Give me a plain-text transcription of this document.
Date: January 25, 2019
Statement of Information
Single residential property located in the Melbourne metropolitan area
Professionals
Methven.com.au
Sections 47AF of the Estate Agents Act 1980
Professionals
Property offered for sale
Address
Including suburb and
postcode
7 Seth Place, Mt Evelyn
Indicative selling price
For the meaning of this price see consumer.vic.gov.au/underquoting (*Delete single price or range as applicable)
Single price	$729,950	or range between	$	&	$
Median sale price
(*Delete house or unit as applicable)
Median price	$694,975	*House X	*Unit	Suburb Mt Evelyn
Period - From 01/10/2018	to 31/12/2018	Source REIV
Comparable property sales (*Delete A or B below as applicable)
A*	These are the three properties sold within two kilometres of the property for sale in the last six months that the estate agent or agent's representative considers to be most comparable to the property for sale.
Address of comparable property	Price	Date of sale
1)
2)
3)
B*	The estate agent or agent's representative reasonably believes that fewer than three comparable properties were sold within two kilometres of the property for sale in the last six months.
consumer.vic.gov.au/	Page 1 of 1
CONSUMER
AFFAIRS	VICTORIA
-=-=-=-=-
• _WHAT IS EXPECTED_: Retype every record above exactly as written.

• _SOLUTION FOR THIS TASK_:
Give me a plain-text transcription of this document.
Date: January 25, 2019
Statement of Information
Single residential property located in the Melbourne metropolitan area
Professionals
Methven.com.au
Sections 47AF of the Estate Agents Act 1980
Professionals
Property offered for sale
Address
Including suburb and
postcode
7 Seth Place, Mt Evelyn
Indicative selling price
For the meaning of this price see consumer.vic.gov.au/underquoting (*Delete single price or range as applicable)
Single price	$729,950	or range between	$	&	$
Median sale price
(*Delete house or unit as applicable)
Median price	$694,975	*House X	*Unit	Suburb Mt Evelyn
Period - From 01/10/2018	to 31/12/2018	Source REIV
Comparable property sales (*Delete A or B below as applicable)
A*	These are the three properties sold within two kilometres of the property for sale in the last six months that the estate agent or agent's representative considers to be most comparable to the property for sale.
Address of comparable property	Price	Date of sale
1)
2)
3)
B*	The estate agent or agent's representative reasonably believes that fewer than three comparable properties were sold within two kilometres of the property for sale in the last six months.
consumer.vic.gov.au/	Page 1 of 1
CONSUMER
AFFAIRS	VICTORIA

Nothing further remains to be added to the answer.